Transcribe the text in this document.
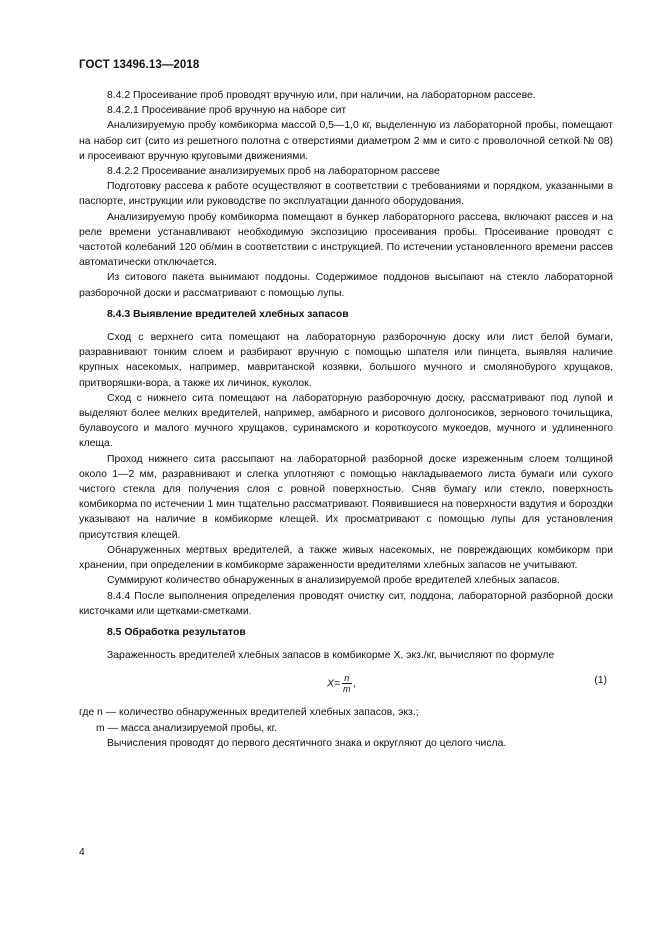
ГОСТ 13496.13—2018

8.4.2 Просеивание проб проводят вручную или, при наличии, на лабораторном рассеве.

8.4.2.1 Просеивание проб вручную на наборе сит

Анализируемую пробу комбикорма массой 0,5—1,0 кг, выделенную из лабораторной пробы, помещают на набор сит (сито из решетного полотна с отверстиями диаметром 2 мм и сито с проволочной сеткой № 08) и просеивают вручную круговыми движениями.

8.4.2.2 Просеивание анализируемых проб на лабораторном рассеве

Подготовку рассева к работе осуществляют в соответствии с требованиями и порядком, указанными в паспорте, инструкции или руководстве по эксплуатации данного оборудования.

Анализируемую пробу комбикорма помещают в бункер лабораторного рассева, включают рассев и на реле времени устанавливают необходимую экспозицию просеивания пробы. Просеивание проводят с частотой колебаний 120 об/мин в соответствии с инструкцией. По истечении установленного времени рассев автоматически отключается.

Из ситового пакета вынимают поддоны. Содержимое поддонов высыпают на стекло лабораторной разборочной доски и рассматривают с помощью лупы.

8.4.3 Выявление вредителей хлебных запасов

Сход с верхнего сита помещают на лабораторную разборочную доску или лист белой бумаги, разравнивают тонким слоем и разбирают вручную с помощью шпателя или пинцета, выявляя наличие крупных насекомых, например, мавританской козявки, большого мучного и смолянобурого хрущаков, притворяшки-вора, а также их личинок, куколок.

Сход с нижнего сита помещают на лабораторную разборочную доску, рассматривают под лупой и выделяют более мелких вредителей, например, амбарного и рисового долгоносиков, зернового точильщика, булавоусого и малого мучного хрущаков, суринамского и короткоусого мукоедов, мучного и удлиненного клеща.

Проход нижнего сита рассыпают на лабораторной разборной доске изреженным слоем толщиной около 1—2 мм, разравнивают и слегка уплотняют с помощью накладываемого листа бумаги или сухого чистого стекла для получения слоя с ровной поверхностью. Сняв бумагу или стекло, поверхность комбикорма по истечении 1 мин тщательно рассматривают. Появившиеся на поверхности вздутия и бороздки указывают на наличие в комбикорме клещей. Их просматривают с помощью лупы для установления присутствия клещей.

Обнаруженных мертвых вредителей, а также живых насекомых, не повреждающих комбикорм при хранении, при определении в комбикорме зараженности вредителями хлебных запасов не учитывают.

Суммируют количество обнаруженных в анализируемой пробе вредителей хлебных запасов.

8.4.4 После выполнения определения проводят очистку сит, поддона, лабораторной разборной доски кисточками или щетками-сметками.

8.5 Обработка результатов

Зараженность вредителей хлебных запасов в комбикорме X, экз./кг, вычисляют по формуле

$X= \frac{n}{m}$ ,	(1)

где n — количество обнаруженных вредителей хлебных запасов, экз.;

m — масса анализируемой пробы, кг.

Вычисления проводят до первого десятичного знака и округляют до целого числа.

4
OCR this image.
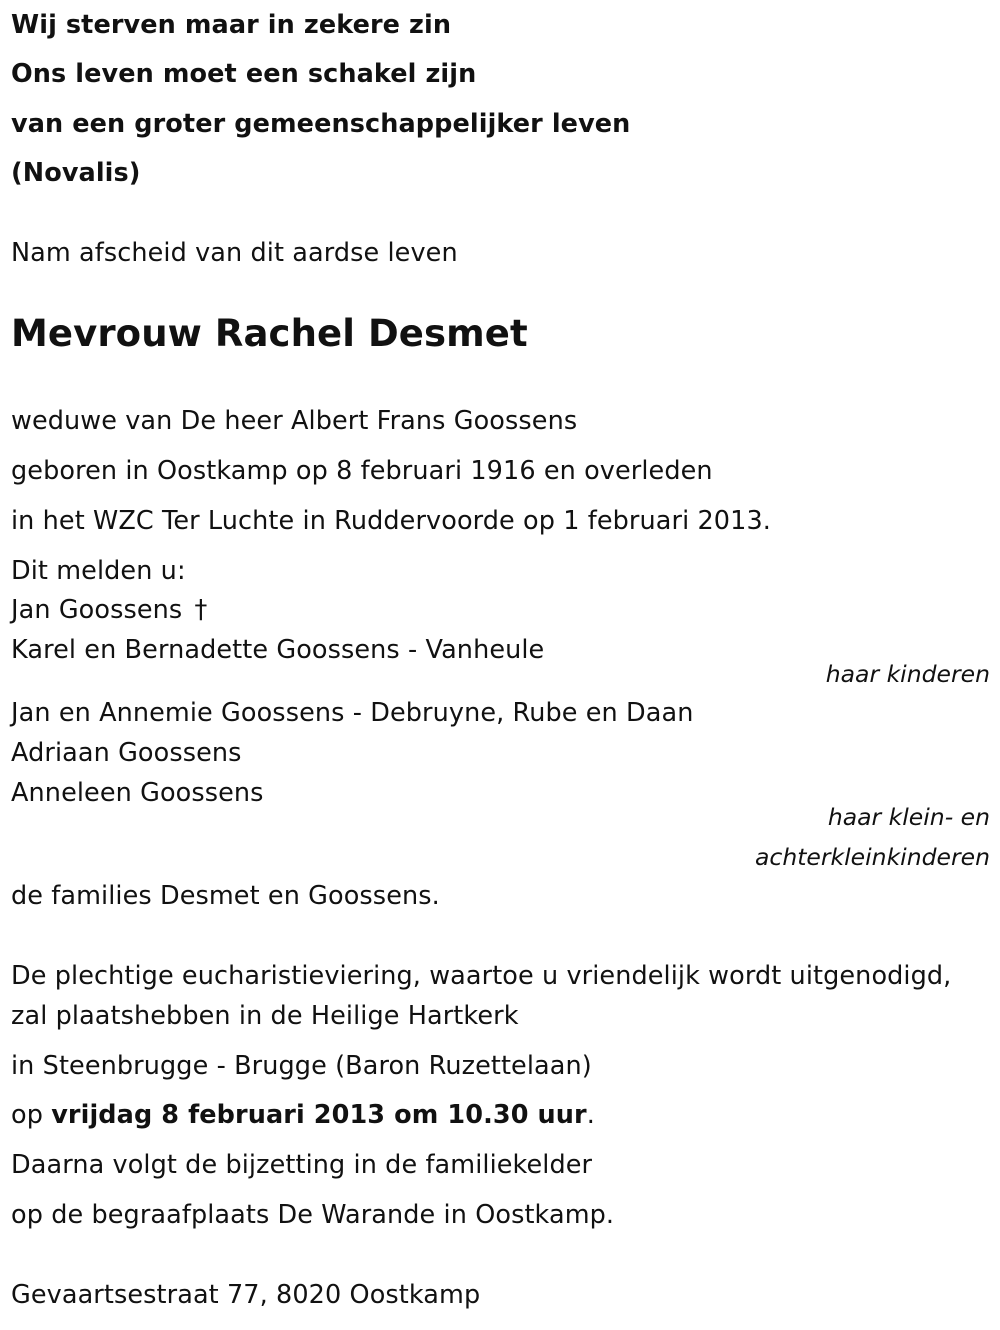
Wij sterven maar in zekere zin

Ons leven moet een schakel zijn

van een groter gemeenschappelijker leven

(Novalis)

Nam afscheid van dit aardse leven

Mevrouw Rachel Desmet

weduwe van De heer Albert Frans Goossens

geboren in Oostkamp op 8 februari 1916 en overleden

in het WZC Ter Luchte in Ruddervoorde op 1 februari 2013.

Dit melden u:

Jan Goossens †

Karel en Bernadette Goossens - Vanheule

haar kinderen

Jan en Annemie Goossens - Debruyne, Rube en Daan

Adriaan Goossens

Anneleen Goossens

haar klein- en

achterkleinkinderen

de families Desmet en Goossens.

De plechtige eucharistieviering, waartoe u vriendelijk wordt uitgenodigd,

zal plaatshebben in de Heilige Hartkerk

in Steenbrugge - Brugge (Baron Ruzettelaan)

op vrijdag 8 februari 2013 om 10.30 uur.

Daarna volgt de bijzetting in de familiekelder

op de begraafplaats De Warande in Oostkamp.

Gevaartsestraat 77, 8020 Oostkamp
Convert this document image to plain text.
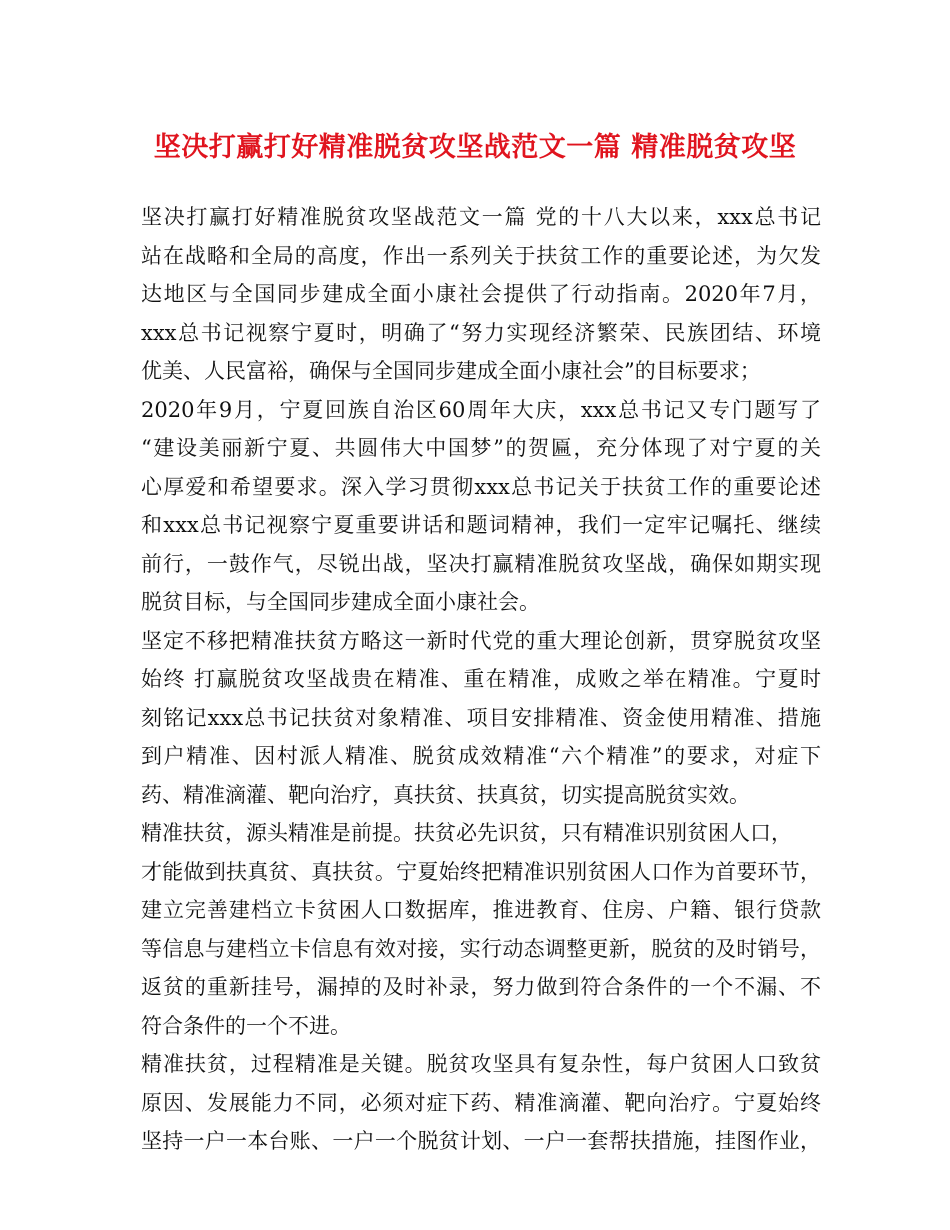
坚决打赢打好精准脱贫攻坚战范文一篇 精准脱贫攻坚
坚决打赢打好精准脱贫攻坚战范文一篇 党的十八大以来，xxx总书记
站在战略和全局的高度，作出一系列关于扶贫工作的重要论述，为欠发
达地区与全国同步建成全面小康社会提供了行动指南。2020年7月，
xxx总书记视察宁夏时，明确了“努力实现经济繁荣、民族团结、环境
优美、人民富裕，确保与全国同步建成全面小康社会”的目标要求；
2020年9月，宁夏回族自治区60周年大庆，xxx总书记又专门题写了
“建设美丽新宁夏、共圆伟大中国梦”的贺匾，充分体现了对宁夏的关
心厚爱和希望要求。深入学习贯彻xxx总书记关于扶贫工作的重要论述
和xxx总书记视察宁夏重要讲话和题词精神，我们一定牢记嘱托、继续
前行，一鼓作气，尽锐出战，坚决打赢精准脱贫攻坚战，确保如期实现
脱贫目标，与全国同步建成全面小康社会。
坚定不移把精准扶贫方略这一新时代党的重大理论创新，贯穿脱贫攻坚
始终 打赢脱贫攻坚战贵在精准、重在精准，成败之举在精准。宁夏时
刻铭记xxx总书记扶贫对象精准、项目安排精准、资金使用精准、措施
到户精准、因村派人精准、脱贫成效精准“六个精准”的要求，对症下
药、精准滴灌、靶向治疗，真扶贫、扶真贫，切实提高脱贫实效。
精准扶贫，源头精准是前提。扶贫必先识贫，只有精准识别贫困人口，
才能做到扶真贫、真扶贫。宁夏始终把精准识别贫困人口作为首要环节，
建立完善建档立卡贫困人口数据库，推进教育、住房、户籍、银行贷款
等信息与建档立卡信息有效对接，实行动态调整更新，脱贫的及时销号，
返贫的重新挂号，漏掉的及时补录，努力做到符合条件的一个不漏、不
符合条件的一个不进。
精准扶贫，过程精准是关键。脱贫攻坚具有复杂性，每户贫困人口致贫
原因、发展能力不同，必须对症下药、精准滴灌、靶向治疗。宁夏始终
坚持一户一本台账、一户一个脱贫计划、一户一套帮扶措施，挂图作业，
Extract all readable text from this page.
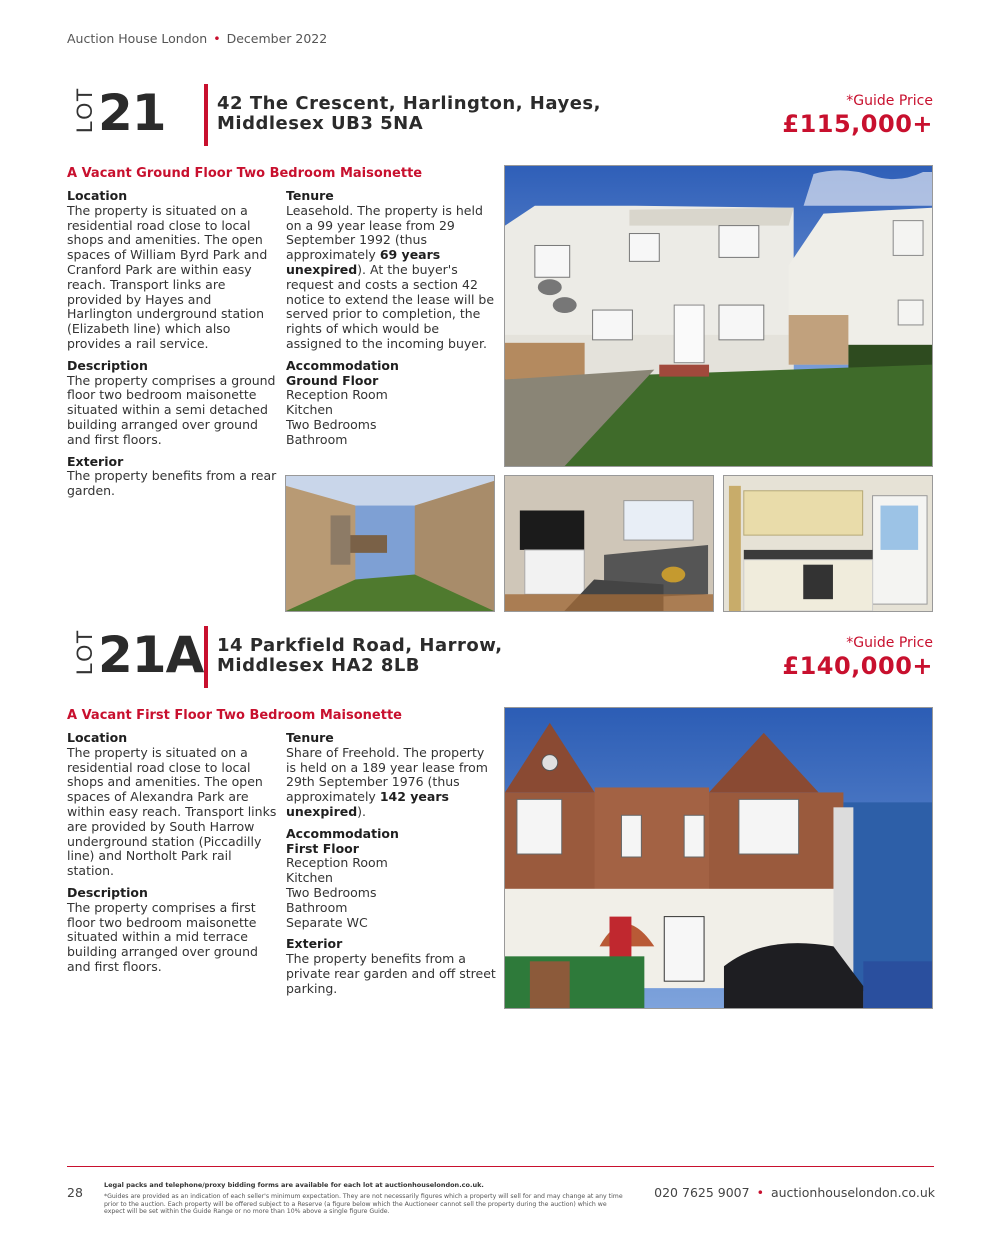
Auction House London • December 2022
LOT 21	42 The Crescent, Harlington, Hayes,
Middlesex UB3 5NA
*Guide Price
£115,000+
A Vacant Ground Floor Two Bedroom Maisonette
Location

The property is situated on a residential road close to local shops and amenities. The open spaces of William Byrd Park and Cranford Park are within easy reach. Transport links are provided by Hayes and Harlington underground station (Elizabeth line) which also provides a rail service.

Description

The property comprises a ground floor two bedroom maisonette situated within a semi detached building arranged over ground and first floors.

Exterior

The property benefits from a rear garden.

Tenure

Leasehold. The property is held on a 99 year lease from 29 September 1992 (thus approximately 69 years unexpired). At the buyer's request and costs a section 42 notice to extend the lease will be served prior to completion, the rights of which would be assigned to the incoming buyer.

Accommodation
Ground Floor
Reception Room
Kitchen
Two Bedrooms
Bathroom
LOT 21A 14 Parkfield Road, Harrow,
Middlesex HA2 8LB
*Guide Price
£140,000+
A Vacant First Floor Two Bedroom Maisonette
Location

The property is situated on a residential road close to local shops and amenities. The open spaces of Alexandra Park are within easy reach. Transport links are provided by South Harrow underground station (Piccadilly line) and Northolt Park rail station.

Description

The property comprises a first floor two bedroom maisonette situated within a mid terrace building arranged over ground and first floors.

Tenure

Share of Freehold. The property is held on a 189 year lease from 29th September 1976 (thus approximately 142 years unexpired).

Accommodation
First Floor
Reception Room
Kitchen
Two Bedrooms
Bathroom
Separate WC
Exterior

The property benefits from a private rear garden and off street parking.

28	Legal packs and telephone/proxy bidding forms are available for each lot at auctionhouselondon.co.uk.
*Guides are provided as an indication of each seller's minimum expectation. They are not necessarily figures which a property will sell for and may change at any time prior to the auction. Each property will be offered subject to a Reserve (a figure below which the Auctioneer cannot sell the property during the auction) which we expect will be set within the Guide Range or no more than 10% above a single figure Guide.
020 7625 9007 • auctionhouselondon.co.uk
______________________________
▸ **What is expected**:
Pick out all lines from the data above in which the word "leven" appears.

▸ **Solution**:
Ons leven moet een schakel zijn
van een groter gemeenschappelijker leven
Nam afscheid van dit aardse leven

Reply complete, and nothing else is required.